** Start Provided data **

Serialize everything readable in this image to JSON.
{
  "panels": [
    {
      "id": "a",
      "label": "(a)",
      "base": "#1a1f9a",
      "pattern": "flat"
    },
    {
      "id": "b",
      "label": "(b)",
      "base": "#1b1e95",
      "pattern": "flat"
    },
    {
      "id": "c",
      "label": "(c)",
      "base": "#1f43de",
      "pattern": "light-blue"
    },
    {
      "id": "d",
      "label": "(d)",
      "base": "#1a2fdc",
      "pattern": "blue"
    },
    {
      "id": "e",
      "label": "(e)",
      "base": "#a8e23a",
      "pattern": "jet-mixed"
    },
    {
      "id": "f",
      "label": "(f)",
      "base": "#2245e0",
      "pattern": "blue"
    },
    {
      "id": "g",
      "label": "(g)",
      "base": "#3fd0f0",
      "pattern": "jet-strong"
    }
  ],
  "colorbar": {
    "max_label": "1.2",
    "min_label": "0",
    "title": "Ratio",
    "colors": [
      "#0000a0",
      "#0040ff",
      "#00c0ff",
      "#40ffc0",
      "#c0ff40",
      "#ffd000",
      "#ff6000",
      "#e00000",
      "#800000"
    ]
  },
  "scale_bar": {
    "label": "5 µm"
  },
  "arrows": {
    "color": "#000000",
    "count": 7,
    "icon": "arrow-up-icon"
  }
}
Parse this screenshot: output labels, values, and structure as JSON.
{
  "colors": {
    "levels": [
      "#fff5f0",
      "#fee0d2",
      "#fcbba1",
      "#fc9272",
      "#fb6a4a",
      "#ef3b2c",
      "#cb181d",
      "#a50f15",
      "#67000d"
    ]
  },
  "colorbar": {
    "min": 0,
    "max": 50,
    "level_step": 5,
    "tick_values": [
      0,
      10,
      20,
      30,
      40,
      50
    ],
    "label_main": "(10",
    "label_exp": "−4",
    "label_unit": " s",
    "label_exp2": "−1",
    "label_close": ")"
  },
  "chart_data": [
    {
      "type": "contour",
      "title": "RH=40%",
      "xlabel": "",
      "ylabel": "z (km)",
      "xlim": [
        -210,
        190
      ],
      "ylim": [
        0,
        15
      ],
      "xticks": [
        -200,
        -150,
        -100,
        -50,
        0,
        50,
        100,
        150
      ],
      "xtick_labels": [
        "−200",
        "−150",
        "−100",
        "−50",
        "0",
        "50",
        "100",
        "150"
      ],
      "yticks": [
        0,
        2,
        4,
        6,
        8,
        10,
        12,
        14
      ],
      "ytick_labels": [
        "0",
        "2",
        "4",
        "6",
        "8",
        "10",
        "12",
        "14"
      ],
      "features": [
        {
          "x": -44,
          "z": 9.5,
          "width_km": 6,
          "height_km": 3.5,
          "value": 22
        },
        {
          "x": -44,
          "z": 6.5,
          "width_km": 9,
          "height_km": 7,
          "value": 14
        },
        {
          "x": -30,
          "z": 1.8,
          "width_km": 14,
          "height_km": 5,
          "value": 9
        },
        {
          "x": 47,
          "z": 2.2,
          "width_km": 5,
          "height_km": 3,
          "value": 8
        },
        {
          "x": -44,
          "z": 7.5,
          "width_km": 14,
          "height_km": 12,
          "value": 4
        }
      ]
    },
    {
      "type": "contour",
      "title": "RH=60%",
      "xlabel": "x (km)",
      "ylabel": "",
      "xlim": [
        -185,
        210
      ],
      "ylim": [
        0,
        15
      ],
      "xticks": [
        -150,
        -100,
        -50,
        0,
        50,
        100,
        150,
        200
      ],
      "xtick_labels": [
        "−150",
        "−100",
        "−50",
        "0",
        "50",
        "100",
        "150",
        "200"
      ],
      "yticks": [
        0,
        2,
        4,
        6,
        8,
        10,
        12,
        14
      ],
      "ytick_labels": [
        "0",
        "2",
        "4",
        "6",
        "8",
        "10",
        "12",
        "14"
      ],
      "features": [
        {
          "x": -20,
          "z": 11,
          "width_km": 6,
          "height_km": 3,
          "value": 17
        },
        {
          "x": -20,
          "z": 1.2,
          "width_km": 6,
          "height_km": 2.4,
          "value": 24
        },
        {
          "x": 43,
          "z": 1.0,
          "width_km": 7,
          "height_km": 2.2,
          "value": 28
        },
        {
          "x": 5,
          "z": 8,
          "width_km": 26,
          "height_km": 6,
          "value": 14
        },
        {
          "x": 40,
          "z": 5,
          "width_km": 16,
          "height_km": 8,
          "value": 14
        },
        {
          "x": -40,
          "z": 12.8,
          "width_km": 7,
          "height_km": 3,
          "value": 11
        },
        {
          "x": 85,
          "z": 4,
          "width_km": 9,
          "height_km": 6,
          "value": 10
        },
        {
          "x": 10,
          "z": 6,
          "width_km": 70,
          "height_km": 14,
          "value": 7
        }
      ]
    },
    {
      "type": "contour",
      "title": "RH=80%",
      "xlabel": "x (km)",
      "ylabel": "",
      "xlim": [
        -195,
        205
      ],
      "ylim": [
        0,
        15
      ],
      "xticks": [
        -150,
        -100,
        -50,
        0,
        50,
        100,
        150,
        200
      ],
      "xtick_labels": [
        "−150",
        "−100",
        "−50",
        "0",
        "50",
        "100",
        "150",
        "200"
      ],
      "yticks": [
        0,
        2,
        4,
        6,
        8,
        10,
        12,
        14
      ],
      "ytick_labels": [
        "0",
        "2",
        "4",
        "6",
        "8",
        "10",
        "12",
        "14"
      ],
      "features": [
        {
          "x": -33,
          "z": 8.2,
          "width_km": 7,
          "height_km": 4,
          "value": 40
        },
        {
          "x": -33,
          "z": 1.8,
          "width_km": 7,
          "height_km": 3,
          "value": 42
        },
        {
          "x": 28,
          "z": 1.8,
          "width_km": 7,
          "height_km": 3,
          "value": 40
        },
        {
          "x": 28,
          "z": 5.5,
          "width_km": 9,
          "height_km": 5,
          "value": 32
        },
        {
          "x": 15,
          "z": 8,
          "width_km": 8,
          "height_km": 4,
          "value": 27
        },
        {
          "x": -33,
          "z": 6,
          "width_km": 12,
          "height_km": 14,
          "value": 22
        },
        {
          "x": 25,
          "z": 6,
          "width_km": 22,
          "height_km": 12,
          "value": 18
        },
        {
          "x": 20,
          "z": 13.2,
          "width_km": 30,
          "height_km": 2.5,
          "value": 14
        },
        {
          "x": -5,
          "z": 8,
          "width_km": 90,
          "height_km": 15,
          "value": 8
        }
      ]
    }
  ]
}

** End Provided data **

Required task:
Make an exact copy of every line in the data.

In response:
Serialize everything readable in this image to JSON.
{
  "panels": [
    {
      "id": "a",
      "label": "(a)",
      "base": "#1a1f9a",
      "pattern": "flat"
    },
    {
      "id": "b",
      "label": "(b)",
      "base": "#1b1e95",
      "pattern": "flat"
    },
    {
      "id": "c",
      "label": "(c)",
      "base": "#1f43de",
      "pattern": "light-blue"
    },
    {
      "id": "d",
      "label": "(d)",
      "base": "#1a2fdc",
      "pattern": "blue"
    },
    {
      "id": "e",
      "label": "(e)",
      "base": "#a8e23a",
      "pattern": "jet-mixed"
    },
    {
      "id": "f",
      "label": "(f)",
      "base": "#2245e0",
      "pattern": "blue"
    },
    {
      "id": "g",
      "label": "(g)",
      "base": "#3fd0f0",
      "pattern": "jet-strong"
    }
  ],
  "colorbar": {
    "max_label": "1.2",
    "min_label": "0",
    "title": "Ratio",
    "colors": [
      "#0000a0",
      "#0040ff",
      "#00c0ff",
      "#40ffc0",
      "#c0ff40",
      "#ffd000",
      "#ff6000",
      "#e00000",
      "#800000"
    ]
  },
  "scale_bar": {
    "label": "5 µm"
  },
  "arrows": {
    "color": "#000000",
    "count": 7,
    "icon": "arrow-up-icon"
  }
}
Parse this screenshot: output labels, values, and structure as JSON.
{
  "colors": {
    "levels": [
      "#fff5f0",
      "#fee0d2",
      "#fcbba1",
      "#fc9272",
      "#fb6a4a",
      "#ef3b2c",
      "#cb181d",
      "#a50f15",
      "#67000d"
    ]
  },
  "colorbar": {
    "min": 0,
    "max": 50,
    "level_step": 5,
    "tick_values": [
      0,
      10,
      20,
      30,
      40,
      50
    ],
    "label_main": "(10",
    "label_exp": "−4",
    "label_unit": " s",
    "label_exp2": "−1",
    "label_close": ")"
  },
  "chart_data": [
    {
      "type": "contour",
      "title": "RH=40%",
      "xlabel": "",
      "ylabel": "z (km)",
      "xlim": [
        -210,
        190
      ],
      "ylim": [
        0,
        15
      ],
      "xticks": [
        -200,
        -150,
        -100,
        -50,
        0,
        50,
        100,
        150
      ],
      "xtick_labels": [
        "−200",
        "−150",
        "−100",
        "−50",
        "0",
        "50",
        "100",
        "150"
      ],
      "yticks": [
        0,
        2,
        4,
        6,
        8,
        10,
        12,
        14
      ],
      "ytick_labels": [
        "0",
        "2",
        "4",
        "6",
        "8",
        "10",
        "12",
        "14"
      ],
      "features": [
        {
          "x": -44,
          "z": 9.5,
          "width_km": 6,
          "height_km": 3.5,
          "value": 22
        },
        {
          "x": -44,
          "z": 6.5,
          "width_km": 9,
          "height_km": 7,
          "value": 14
        },
        {
          "x": -30,
          "z": 1.8,
          "width_km": 14,
          "height_km": 5,
          "value": 9
        },
        {
          "x": 47,
          "z": 2.2,
          "width_km": 5,
          "height_km": 3,
          "value": 8
        },
        {
          "x": -44,
          "z": 7.5,
          "width_km": 14,
          "height_km": 12,
          "value": 4
        }
      ]
    },
    {
      "type": "contour",
      "title": "RH=60%",
      "xlabel": "x (km)",
      "ylabel": "",
      "xlim": [
        -185,
        210
      ],
      "ylim": [
        0,
        15
      ],
      "xticks": [
        -150,
        -100,
        -50,
        0,
        50,
        100,
        150,
        200
      ],
      "xtick_labels": [
        "−150",
        "−100",
        "−50",
        "0",
        "50",
        "100",
        "150",
        "200"
      ],
      "yticks": [
        0,
        2,
        4,
        6,
        8,
        10,
        12,
        14
      ],
      "ytick_labels": [
        "0",
        "2",
        "4",
        "6",
        "8",
        "10",
        "12",
        "14"
      ],
      "features": [
        {
          "x": -20,
          "z": 11,
          "width_km": 6,
          "height_km": 3,
          "value": 17
        },
        {
          "x": -20,
          "z": 1.2,
          "width_km": 6,
          "height_km": 2.4,
          "value": 24
        },
        {
          "x": 43,
          "z": 1.0,
          "width_km": 7,
          "height_km": 2.2,
          "value": 28
        },
        {
          "x": 5,
          "z": 8,
          "width_km": 26,
          "height_km": 6,
          "value": 14
        },
        {
          "x": 40,
          "z": 5,
          "width_km": 16,
          "height_km": 8,
          "value": 14
        },
        {
          "x": -40,
          "z": 12.8,
          "width_km": 7,
          "height_km": 3,
          "value": 11
        },
        {
          "x": 85,
          "z": 4,
          "width_km": 9,
          "height_km": 6,
          "value": 10
        },
        {
          "x": 10,
          "z": 6,
          "width_km": 70,
          "height_km": 14,
          "value": 7
        }
      ]
    },
    {
      "type": "contour",
      "title": "RH=80%",
      "xlabel": "x (km)",
      "ylabel": "",
      "xlim": [
        -195,
        205
      ],
      "ylim": [
        0,
        15
      ],
      "xticks": [
        -150,
        -100,
        -50,
        0,
        50,
        100,
        150,
        200
      ],
      "xtick_labels": [
        "−150",
        "−100",
        "−50",
        "0",
        "50",
        "100",
        "150",
        "200"
      ],
      "yticks": [
        0,
        2,
        4,
        6,
        8,
        10,
        12,
        14
      ],
      "ytick_labels": [
        "0",
        "2",
        "4",
        "6",
        "8",
        "10",
        "12",
        "14"
      ],
      "features": [
        {
          "x": -33,
          "z": 8.2,
          "width_km": 7,
          "height_km": 4,
          "value": 40
        },
        {
          "x": -33,
          "z": 1.8,
          "width_km": 7,
          "height_km": 3,
          "value": 42
        },
        {
          "x": 28,
          "z": 1.8,
          "width_km": 7,
          "height_km": 3,
          "value": 40
        },
        {
          "x": 28,
          "z": 5.5,
          "width_km": 9,
          "height_km": 5,
          "value": 32
        },
        {
          "x": 15,
          "z": 8,
          "width_km": 8,
          "height_km": 4,
          "value": 27
        },
        {
          "x": -33,
          "z": 6,
          "width_km": 12,
          "height_km": 14,
          "value": 22
        },
        {
          "x": 25,
          "z": 6,
          "width_km": 22,
          "height_km": 12,
          "value": 18
        },
        {
          "x": 20,
          "z": 13.2,
          "width_km": 30,
          "height_km": 2.5,
          "value": 14
        },
        {
          "x": -5,
          "z": 8,
          "width_km": 90,
          "height_km": 15,
          "value": 8
        }
      ]
    }
  ]
}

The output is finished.